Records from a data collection
START
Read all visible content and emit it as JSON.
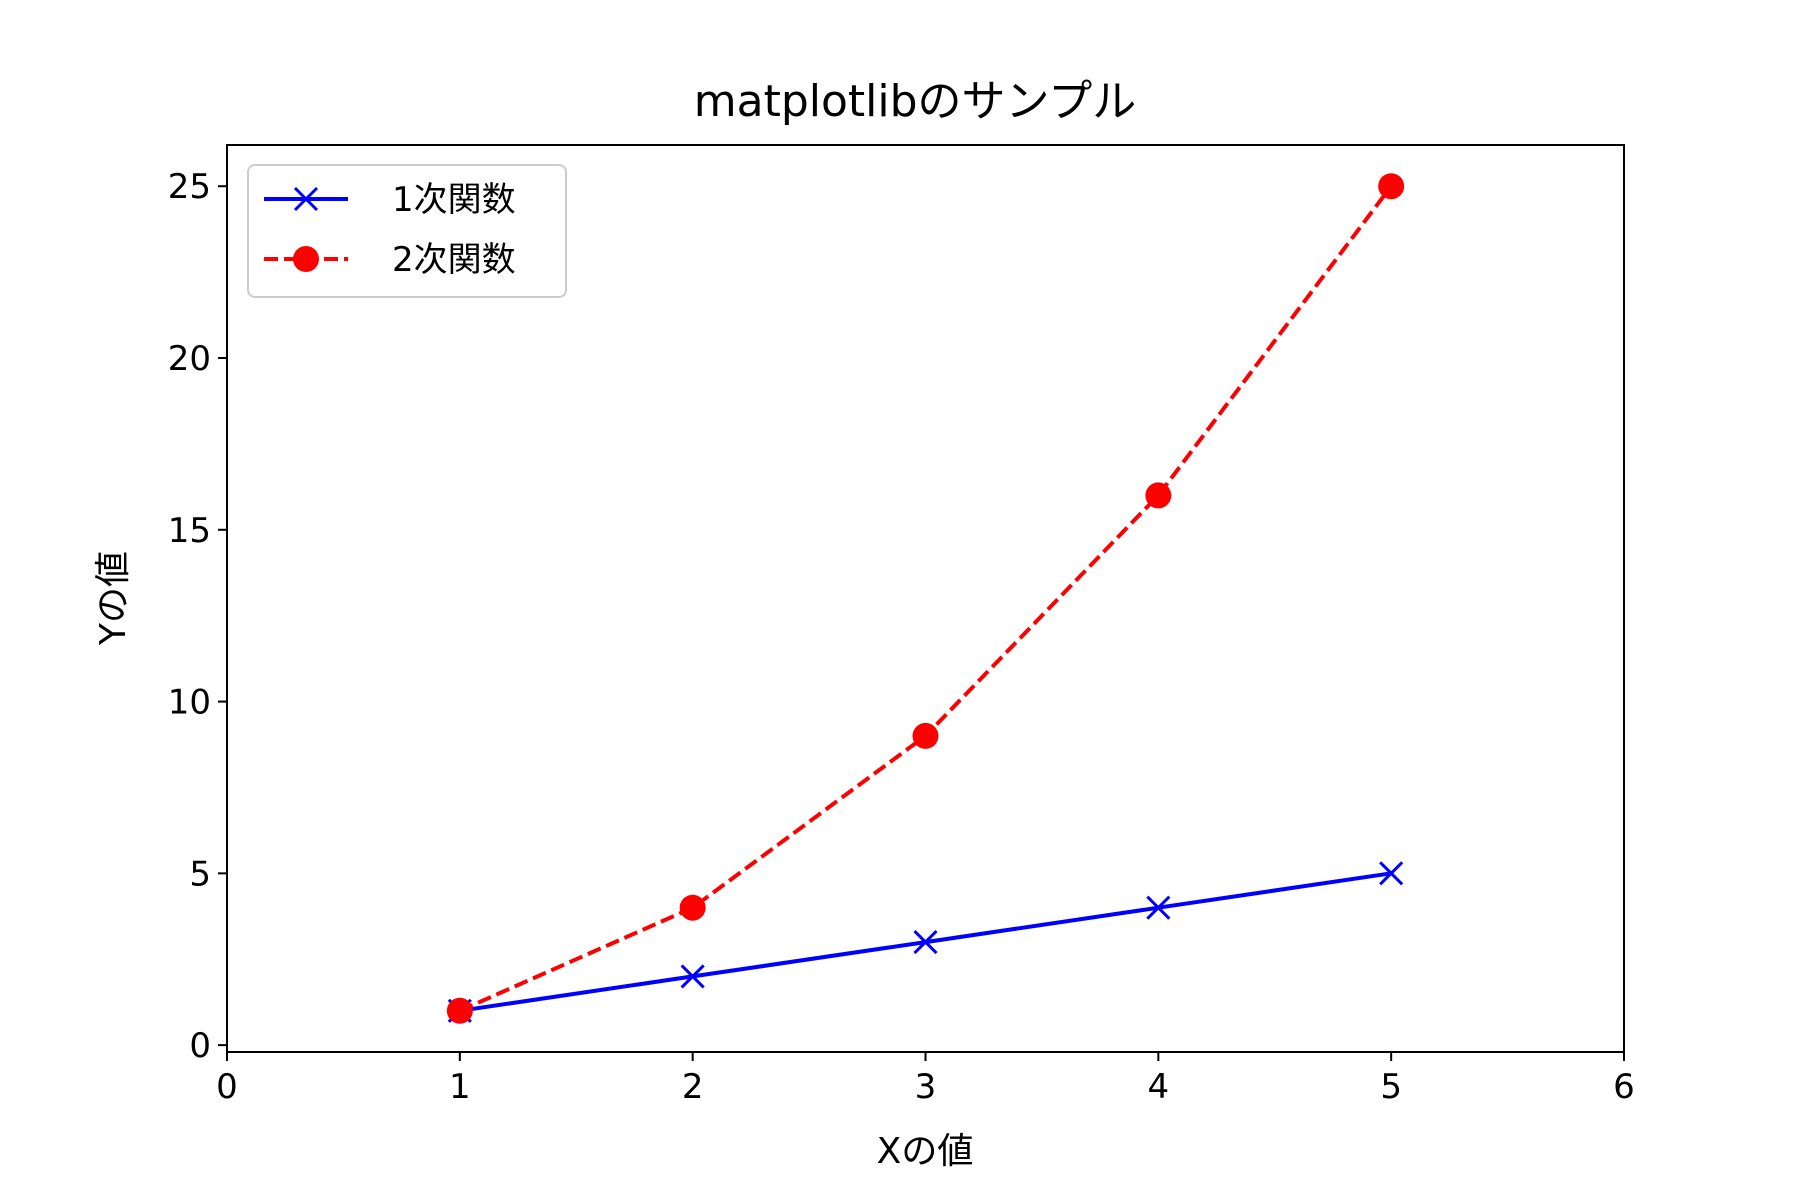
{
  "chart_data": {
    "type": "line",
    "title": "matplotlibのサンプル",
    "xlabel": "Xの値",
    "ylabel": "Yの値",
    "xlim": [
      0,
      6
    ],
    "ylim": [
      -0.2,
      26.2
    ],
    "xticks": [
      0,
      1,
      2,
      3,
      4,
      5,
      6
    ],
    "yticks": [
      0,
      5,
      10,
      15,
      20,
      25
    ],
    "grid": false,
    "legend_position": "top-left",
    "series": [
      {
        "name": "1次関数",
        "x": [
          1,
          2,
          3,
          4,
          5
        ],
        "y": [
          1,
          2,
          3,
          4,
          5
        ],
        "color": "#0000ff",
        "linestyle": "solid",
        "marker": "x"
      },
      {
        "name": "2次関数",
        "x": [
          1,
          2,
          3,
          4,
          5
        ],
        "y": [
          1,
          4,
          9,
          16,
          25
        ],
        "color": "#ff0000",
        "linestyle": "dashed",
        "marker": "circle"
      }
    ]
  }
}
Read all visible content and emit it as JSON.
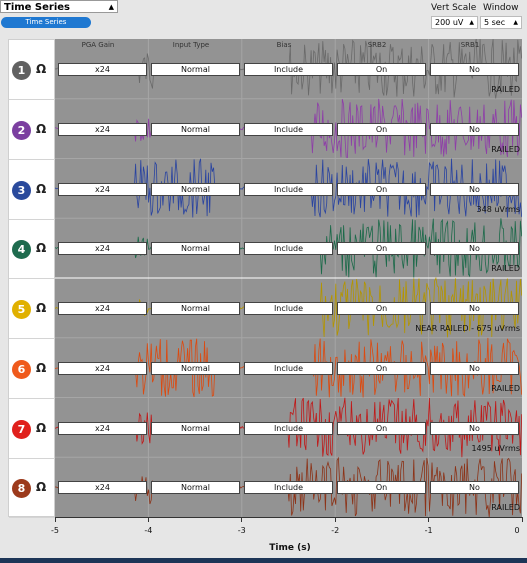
{
  "widget": {
    "mode": "Time Series",
    "mode_pill": "Time Series",
    "vert_scale_label": "Vert Scale",
    "window_label": "Window",
    "vert_scale_value": "200 uV",
    "window_value": "5 sec"
  },
  "columns": [
    "PGA Gain",
    "Input Type",
    "Bias",
    "SRB2",
    "SRB1"
  ],
  "channels": [
    {
      "num": "1",
      "color": "#616161",
      "wave": "#6a6a6a",
      "gain": "x24",
      "input": "Normal",
      "bias": "Include",
      "srb2": "On",
      "srb1": "No",
      "status": "RAILED"
    },
    {
      "num": "2",
      "color": "#7b3fa0",
      "wave": "#8e3ea8",
      "gain": "x24",
      "input": "Normal",
      "bias": "Include",
      "srb2": "On",
      "srb1": "No",
      "status": "RAILED"
    },
    {
      "num": "3",
      "color": "#2a4a9c",
      "wave": "#2a44a0",
      "gain": "x24",
      "input": "Normal",
      "bias": "Include",
      "srb2": "On",
      "srb1": "No",
      "status": "348 uVrms"
    },
    {
      "num": "4",
      "color": "#1e6b4e",
      "wave": "#1d6a4a",
      "gain": "x24",
      "input": "Normal",
      "bias": "Include",
      "srb2": "On",
      "srb1": "No",
      "status": "RAILED"
    },
    {
      "num": "5",
      "color": "#e0b000",
      "wave": "#b39500",
      "gain": "x24",
      "input": "Normal",
      "bias": "Include",
      "srb2": "On",
      "srb1": "No",
      "status": "NEAR RAILED - 675 uVrms"
    },
    {
      "num": "6",
      "color": "#ef5a1c",
      "wave": "#dc4a10",
      "gain": "x24",
      "input": "Normal",
      "bias": "Include",
      "srb2": "On",
      "srb1": "No",
      "status": "RAILED"
    },
    {
      "num": "7",
      "color": "#e0201c",
      "wave": "#c01818",
      "gain": "x24",
      "input": "Normal",
      "bias": "Include",
      "srb2": "On",
      "srb1": "No",
      "status": "1495 uVrms"
    },
    {
      "num": "8",
      "color": "#9c3a1c",
      "wave": "#8c3318",
      "gain": "x24",
      "input": "Normal",
      "bias": "Include",
      "srb2": "On",
      "srb1": "No",
      "status": "RAILED"
    }
  ],
  "x_axis": {
    "label": "Time (s)",
    "ticks": [
      "-5",
      "-4",
      "-3",
      "-2",
      "-1",
      "0"
    ]
  }
}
END
• _Exercise_
Reproduce all of the data exactly, omitting each picture it holds.

• _Answer_
Read all visible content and emit it as JSON.
{
  "chart_data": {
    "type": "line",
    "title": "matplotlibのサンプル",
    "xlabel": "Xの値",
    "ylabel": "Yの値",
    "xlim": [
      0,
      6
    ],
    "ylim": [
      -0.2,
      26.2
    ],
    "xticks": [
      0,
      1,
      2,
      3,
      4,
      5,
      6
    ],
    "yticks": [
      0,
      5,
      10,
      15,
      20,
      25
    ],
    "grid": false,
    "legend_position": "top-left",
    "series": [
      {
        "name": "1次関数",
        "x": [
          1,
          2,
          3,
          4,
          5
        ],
        "y": [
          1,
          2,
          3,
          4,
          5
        ],
        "color": "#0000ff",
        "linestyle": "solid",
        "marker": "x"
      },
      {
        "name": "2次関数",
        "x": [
          1,
          2,
          3,
          4,
          5
        ],
        "y": [
          1,
          4,
          9,
          16,
          25
        ],
        "color": "#ff0000",
        "linestyle": "dashed",
        "marker": "circle"
      }
    ]
  }
}
Read all visible content and emit it as JSON.
{
  "widget": {
    "mode": "Time Series",
    "mode_pill": "Time Series",
    "vert_scale_label": "Vert Scale",
    "window_label": "Window",
    "vert_scale_value": "200 uV",
    "window_value": "5 sec"
  },
  "columns": [
    "PGA Gain",
    "Input Type",
    "Bias",
    "SRB2",
    "SRB1"
  ],
  "channels": [
    {
      "num": "1",
      "color": "#616161",
      "wave": "#6a6a6a",
      "gain": "x24",
      "input": "Normal",
      "bias": "Include",
      "srb2": "On",
      "srb1": "No",
      "status": "RAILED"
    },
    {
      "num": "2",
      "color": "#7b3fa0",
      "wave": "#8e3ea8",
      "gain": "x24",
      "input": "Normal",
      "bias": "Include",
      "srb2": "On",
      "srb1": "No",
      "status": "RAILED"
    },
    {
      "num": "3",
      "color": "#2a4a9c",
      "wave": "#2a44a0",
      "gain": "x24",
      "input": "Normal",
      "bias": "Include",
      "srb2": "On",
      "srb1": "No",
      "status": "348 uVrms"
    },
    {
      "num": "4",
      "color": "#1e6b4e",
      "wave": "#1d6a4a",
      "gain": "x24",
      "input": "Normal",
      "bias": "Include",
      "srb2": "On",
      "srb1": "No",
      "status": "RAILED"
    },
    {
      "num": "5",
      "color": "#e0b000",
      "wave": "#b39500",
      "gain": "x24",
      "input": "Normal",
      "bias": "Include",
      "srb2": "On",
      "srb1": "No",
      "status": "NEAR RAILED - 675 uVrms"
    },
    {
      "num": "6",
      "color": "#ef5a1c",
      "wave": "#dc4a10",
      "gain": "x24",
      "input": "Normal",
      "bias": "Include",
      "srb2": "On",
      "srb1": "No",
      "status": "RAILED"
    },
    {
      "num": "7",
      "color": "#e0201c",
      "wave": "#c01818",
      "gain": "x24",
      "input": "Normal",
      "bias": "Include",
      "srb2": "On",
      "srb1": "No",
      "status": "1495 uVrms"
    },
    {
      "num": "8",
      "color": "#9c3a1c",
      "wave": "#8c3318",
      "gain": "x24",
      "input": "Normal",
      "bias": "Include",
      "srb2": "On",
      "srb1": "No",
      "status": "RAILED"
    }
  ],
  "x_axis": {
    "label": "Time (s)",
    "ticks": [
      "-5",
      "-4",
      "-3",
      "-2",
      "-1",
      "0"
    ]
  }
}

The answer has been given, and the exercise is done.